• **WRITTEN EXERCISE**
Copy every line of the listing that holds the string "硬質玉米".

• **ENTRIES**
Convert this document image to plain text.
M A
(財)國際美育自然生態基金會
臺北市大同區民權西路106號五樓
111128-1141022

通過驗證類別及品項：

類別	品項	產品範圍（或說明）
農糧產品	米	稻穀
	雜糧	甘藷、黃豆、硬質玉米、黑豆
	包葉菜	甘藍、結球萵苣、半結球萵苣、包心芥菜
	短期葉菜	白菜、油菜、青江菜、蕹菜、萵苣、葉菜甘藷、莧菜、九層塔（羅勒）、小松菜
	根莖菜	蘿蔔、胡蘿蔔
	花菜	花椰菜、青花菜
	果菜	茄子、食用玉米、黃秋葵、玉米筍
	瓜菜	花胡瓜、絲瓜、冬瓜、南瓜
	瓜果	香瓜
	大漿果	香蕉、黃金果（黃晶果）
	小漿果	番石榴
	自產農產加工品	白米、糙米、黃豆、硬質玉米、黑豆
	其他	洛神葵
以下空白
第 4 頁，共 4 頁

• **RESPONSE TO THE TASK**
	雜糧	甘藷、黃豆、硬質玉米、黑豆
	自產農產加工品	白米、糙米、黃豆、硬質玉米、黑豆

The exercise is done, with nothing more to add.